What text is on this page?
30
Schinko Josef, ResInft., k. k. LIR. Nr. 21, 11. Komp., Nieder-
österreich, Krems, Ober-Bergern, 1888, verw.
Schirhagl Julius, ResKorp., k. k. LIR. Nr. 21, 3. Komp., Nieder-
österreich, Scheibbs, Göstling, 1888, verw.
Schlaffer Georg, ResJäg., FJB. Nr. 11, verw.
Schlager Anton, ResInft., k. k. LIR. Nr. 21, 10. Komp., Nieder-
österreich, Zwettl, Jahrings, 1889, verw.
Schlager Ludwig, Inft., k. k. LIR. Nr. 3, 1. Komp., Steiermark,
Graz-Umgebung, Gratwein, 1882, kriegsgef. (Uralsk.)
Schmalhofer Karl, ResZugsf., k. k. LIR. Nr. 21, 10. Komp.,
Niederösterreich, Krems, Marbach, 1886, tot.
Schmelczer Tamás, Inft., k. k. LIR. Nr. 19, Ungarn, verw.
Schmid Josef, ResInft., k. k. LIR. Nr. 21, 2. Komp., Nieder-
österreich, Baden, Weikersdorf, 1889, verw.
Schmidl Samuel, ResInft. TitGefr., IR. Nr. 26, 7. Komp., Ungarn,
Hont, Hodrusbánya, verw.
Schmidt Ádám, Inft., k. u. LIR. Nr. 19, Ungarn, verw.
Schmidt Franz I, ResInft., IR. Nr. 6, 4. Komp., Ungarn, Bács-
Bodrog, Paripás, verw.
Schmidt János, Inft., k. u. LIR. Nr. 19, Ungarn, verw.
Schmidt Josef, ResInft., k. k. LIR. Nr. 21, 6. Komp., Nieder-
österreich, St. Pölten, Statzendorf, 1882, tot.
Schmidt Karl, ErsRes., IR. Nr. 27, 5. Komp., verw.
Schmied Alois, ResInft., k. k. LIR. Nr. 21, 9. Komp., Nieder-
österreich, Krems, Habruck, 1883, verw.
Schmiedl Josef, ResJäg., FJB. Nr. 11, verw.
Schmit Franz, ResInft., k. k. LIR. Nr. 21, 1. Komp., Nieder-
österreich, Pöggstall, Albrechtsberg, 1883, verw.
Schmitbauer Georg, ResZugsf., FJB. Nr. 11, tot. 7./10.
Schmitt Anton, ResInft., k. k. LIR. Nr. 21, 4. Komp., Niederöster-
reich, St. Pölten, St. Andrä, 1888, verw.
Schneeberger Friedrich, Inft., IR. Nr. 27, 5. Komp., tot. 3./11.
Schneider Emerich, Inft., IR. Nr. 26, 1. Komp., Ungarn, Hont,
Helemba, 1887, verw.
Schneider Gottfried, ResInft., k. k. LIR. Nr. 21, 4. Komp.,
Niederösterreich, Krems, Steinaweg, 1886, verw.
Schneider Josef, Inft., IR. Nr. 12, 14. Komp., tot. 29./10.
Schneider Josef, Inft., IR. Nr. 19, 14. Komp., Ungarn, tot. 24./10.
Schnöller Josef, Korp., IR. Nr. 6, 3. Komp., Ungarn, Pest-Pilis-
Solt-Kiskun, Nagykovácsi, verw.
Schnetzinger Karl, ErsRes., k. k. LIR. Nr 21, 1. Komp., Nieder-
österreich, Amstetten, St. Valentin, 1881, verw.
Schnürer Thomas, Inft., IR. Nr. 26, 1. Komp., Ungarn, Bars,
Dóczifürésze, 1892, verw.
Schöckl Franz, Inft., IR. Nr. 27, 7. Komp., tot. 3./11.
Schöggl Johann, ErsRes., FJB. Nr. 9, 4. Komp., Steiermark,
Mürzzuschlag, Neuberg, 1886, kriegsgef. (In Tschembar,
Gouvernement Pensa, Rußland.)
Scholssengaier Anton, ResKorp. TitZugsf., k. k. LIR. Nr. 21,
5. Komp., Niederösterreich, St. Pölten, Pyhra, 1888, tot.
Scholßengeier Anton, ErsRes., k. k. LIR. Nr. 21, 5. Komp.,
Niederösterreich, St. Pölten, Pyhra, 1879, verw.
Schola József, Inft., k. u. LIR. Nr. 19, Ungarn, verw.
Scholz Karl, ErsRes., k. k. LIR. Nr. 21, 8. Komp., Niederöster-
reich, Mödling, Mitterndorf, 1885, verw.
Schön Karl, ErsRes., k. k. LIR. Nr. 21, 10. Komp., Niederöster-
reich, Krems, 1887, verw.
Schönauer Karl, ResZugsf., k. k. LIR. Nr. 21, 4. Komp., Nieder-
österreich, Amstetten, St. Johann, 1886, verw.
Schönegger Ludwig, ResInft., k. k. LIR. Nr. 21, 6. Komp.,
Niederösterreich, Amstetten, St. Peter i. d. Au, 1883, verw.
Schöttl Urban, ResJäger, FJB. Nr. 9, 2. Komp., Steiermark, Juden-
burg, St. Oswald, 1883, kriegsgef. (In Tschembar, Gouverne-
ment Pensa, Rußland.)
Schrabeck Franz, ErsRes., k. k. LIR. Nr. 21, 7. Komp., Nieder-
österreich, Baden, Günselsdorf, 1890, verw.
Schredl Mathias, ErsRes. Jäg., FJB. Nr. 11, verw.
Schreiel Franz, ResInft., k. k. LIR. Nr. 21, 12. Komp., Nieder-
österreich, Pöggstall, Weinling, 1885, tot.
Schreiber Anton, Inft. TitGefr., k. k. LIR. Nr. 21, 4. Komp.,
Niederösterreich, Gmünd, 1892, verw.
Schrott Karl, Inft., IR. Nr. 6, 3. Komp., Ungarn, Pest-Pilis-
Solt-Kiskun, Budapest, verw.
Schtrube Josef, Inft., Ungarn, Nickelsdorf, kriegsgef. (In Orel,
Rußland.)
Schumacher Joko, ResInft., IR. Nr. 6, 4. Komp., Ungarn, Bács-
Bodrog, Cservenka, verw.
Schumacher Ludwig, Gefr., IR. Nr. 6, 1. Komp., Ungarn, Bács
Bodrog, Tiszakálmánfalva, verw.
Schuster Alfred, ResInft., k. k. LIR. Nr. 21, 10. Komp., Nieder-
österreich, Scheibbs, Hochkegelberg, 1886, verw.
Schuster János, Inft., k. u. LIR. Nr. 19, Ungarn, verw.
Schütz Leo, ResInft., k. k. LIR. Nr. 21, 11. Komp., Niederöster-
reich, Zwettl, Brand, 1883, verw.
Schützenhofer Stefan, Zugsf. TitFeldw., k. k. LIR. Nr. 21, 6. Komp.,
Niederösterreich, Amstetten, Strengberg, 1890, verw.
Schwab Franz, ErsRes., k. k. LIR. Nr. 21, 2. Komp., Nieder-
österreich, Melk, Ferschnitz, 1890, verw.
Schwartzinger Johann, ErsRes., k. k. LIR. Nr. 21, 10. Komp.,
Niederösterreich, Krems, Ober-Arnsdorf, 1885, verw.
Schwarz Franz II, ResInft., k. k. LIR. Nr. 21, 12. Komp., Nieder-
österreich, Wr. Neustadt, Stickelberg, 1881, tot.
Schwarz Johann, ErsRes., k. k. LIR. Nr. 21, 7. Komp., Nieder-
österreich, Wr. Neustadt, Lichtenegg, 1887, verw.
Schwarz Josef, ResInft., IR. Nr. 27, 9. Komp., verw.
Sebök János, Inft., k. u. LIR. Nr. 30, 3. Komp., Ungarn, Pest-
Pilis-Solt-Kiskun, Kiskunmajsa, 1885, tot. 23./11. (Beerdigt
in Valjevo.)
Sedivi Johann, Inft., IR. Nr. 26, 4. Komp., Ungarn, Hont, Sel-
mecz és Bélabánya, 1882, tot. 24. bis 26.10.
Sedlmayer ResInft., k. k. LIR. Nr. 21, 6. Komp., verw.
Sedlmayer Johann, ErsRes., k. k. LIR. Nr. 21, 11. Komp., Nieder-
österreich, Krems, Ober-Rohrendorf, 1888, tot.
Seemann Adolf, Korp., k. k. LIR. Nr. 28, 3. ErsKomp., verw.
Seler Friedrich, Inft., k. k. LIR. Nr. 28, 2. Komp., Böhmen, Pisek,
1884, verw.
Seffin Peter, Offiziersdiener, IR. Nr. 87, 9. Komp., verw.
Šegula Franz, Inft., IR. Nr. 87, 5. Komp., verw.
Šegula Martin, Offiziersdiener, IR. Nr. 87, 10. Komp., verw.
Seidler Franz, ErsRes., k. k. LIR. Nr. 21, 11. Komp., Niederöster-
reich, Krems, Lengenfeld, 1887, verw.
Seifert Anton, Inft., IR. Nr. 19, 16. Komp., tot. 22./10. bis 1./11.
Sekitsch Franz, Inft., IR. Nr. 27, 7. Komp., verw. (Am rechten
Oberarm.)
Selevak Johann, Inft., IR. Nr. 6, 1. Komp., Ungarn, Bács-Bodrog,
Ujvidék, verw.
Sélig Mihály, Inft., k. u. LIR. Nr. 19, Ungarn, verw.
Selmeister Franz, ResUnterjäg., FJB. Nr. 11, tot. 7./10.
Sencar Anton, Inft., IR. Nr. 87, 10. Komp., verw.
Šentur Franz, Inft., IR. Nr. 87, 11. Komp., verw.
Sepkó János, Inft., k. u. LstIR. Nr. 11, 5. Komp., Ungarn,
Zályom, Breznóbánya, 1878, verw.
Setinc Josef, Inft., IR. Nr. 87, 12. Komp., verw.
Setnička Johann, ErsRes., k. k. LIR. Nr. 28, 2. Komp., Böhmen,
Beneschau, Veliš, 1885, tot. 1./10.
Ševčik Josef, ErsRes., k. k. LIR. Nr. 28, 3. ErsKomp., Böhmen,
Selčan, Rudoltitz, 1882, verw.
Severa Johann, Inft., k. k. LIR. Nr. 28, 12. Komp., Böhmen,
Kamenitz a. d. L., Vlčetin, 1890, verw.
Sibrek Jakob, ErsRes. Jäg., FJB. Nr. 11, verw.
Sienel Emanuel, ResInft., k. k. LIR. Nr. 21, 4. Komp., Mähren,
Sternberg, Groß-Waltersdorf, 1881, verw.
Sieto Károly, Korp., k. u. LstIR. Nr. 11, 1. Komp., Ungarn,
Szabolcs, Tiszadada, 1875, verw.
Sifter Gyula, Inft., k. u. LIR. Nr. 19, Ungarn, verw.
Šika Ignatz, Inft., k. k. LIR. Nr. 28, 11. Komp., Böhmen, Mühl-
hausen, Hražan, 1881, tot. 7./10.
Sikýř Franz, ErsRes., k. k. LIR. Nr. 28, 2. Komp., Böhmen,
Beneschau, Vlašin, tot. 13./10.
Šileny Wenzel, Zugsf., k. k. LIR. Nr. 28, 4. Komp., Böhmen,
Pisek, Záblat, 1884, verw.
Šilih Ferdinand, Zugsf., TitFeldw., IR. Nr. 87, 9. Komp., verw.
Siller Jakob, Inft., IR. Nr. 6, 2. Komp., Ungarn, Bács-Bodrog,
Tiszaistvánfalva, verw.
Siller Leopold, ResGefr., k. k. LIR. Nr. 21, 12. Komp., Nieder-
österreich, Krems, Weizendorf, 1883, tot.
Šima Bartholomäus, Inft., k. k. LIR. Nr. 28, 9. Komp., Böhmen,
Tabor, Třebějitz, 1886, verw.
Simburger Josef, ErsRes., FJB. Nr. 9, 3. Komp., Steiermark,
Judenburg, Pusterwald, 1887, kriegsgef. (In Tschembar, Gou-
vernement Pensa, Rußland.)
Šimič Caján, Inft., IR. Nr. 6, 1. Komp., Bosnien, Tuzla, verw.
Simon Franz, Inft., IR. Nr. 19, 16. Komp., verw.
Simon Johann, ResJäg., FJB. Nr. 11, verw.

::::::

**REQUEST**. What is the number of lines in the data that hold the string "Pölten"? Answer with the number only.

**RESULT FOR THIS TASK**. 4